• TASK INSTRUCTIONS: Scan the entries below for the word "rads". Copy each line that has it.

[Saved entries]
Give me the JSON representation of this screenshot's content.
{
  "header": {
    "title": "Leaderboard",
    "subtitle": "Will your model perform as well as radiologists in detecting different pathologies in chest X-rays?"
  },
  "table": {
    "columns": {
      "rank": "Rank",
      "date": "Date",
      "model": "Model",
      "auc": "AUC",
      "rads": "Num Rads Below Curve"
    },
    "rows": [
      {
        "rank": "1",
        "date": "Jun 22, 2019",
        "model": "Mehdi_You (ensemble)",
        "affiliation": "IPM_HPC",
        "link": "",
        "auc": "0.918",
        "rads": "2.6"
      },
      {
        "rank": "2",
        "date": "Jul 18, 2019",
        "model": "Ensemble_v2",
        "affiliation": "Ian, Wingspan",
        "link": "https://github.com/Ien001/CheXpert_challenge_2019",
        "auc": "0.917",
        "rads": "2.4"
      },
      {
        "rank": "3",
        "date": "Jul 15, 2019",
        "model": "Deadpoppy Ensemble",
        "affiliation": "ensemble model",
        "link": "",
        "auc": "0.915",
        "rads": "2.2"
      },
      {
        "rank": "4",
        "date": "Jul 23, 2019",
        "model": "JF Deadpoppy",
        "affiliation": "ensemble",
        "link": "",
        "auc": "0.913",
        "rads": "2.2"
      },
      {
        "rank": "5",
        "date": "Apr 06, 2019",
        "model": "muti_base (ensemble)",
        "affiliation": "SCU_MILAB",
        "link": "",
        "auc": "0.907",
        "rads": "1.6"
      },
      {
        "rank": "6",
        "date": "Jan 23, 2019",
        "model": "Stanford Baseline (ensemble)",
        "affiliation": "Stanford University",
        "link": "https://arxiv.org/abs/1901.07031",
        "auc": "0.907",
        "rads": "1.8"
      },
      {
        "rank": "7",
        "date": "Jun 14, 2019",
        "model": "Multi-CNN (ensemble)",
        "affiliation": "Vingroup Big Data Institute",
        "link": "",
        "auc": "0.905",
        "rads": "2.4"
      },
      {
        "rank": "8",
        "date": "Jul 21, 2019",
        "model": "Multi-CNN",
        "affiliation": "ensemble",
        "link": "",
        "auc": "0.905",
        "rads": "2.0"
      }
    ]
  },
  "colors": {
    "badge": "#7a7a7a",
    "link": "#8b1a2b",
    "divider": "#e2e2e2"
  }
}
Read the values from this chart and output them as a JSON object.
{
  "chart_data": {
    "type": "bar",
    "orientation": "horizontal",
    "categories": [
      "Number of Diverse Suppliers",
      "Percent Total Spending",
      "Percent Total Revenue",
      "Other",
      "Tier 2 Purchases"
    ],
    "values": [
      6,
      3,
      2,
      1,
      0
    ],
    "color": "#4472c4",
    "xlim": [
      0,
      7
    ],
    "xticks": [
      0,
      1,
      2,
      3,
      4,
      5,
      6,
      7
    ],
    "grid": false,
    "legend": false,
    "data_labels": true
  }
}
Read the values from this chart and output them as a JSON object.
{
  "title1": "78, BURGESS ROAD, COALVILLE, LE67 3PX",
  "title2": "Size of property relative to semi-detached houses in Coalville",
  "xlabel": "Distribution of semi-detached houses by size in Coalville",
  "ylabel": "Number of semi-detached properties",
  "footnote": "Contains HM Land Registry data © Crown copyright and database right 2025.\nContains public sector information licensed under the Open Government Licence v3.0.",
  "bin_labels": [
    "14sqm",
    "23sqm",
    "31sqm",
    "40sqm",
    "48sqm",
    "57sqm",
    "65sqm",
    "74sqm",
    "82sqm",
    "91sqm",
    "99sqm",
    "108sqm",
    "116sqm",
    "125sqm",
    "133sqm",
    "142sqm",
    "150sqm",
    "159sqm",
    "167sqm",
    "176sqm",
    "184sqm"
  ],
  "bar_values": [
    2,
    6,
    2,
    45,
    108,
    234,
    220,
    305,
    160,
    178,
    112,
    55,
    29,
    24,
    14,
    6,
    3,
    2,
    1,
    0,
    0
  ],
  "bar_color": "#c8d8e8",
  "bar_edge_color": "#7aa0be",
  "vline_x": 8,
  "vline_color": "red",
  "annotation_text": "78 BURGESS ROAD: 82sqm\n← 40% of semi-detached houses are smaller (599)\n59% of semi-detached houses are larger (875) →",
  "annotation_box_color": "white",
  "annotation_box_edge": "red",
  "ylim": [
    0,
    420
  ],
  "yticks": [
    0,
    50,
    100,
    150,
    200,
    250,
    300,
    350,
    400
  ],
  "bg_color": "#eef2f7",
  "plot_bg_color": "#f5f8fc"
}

• ANSWER:
      "rads": "Num Rads Below Curve"
        "rads": "2.6"
        "rads": "2.4"
        "rads": "2.2"
        "rads": "2.2"
        "rads": "1.6"
        "rads": "1.8"
        "rads": "2.4"
        "rads": "2.0"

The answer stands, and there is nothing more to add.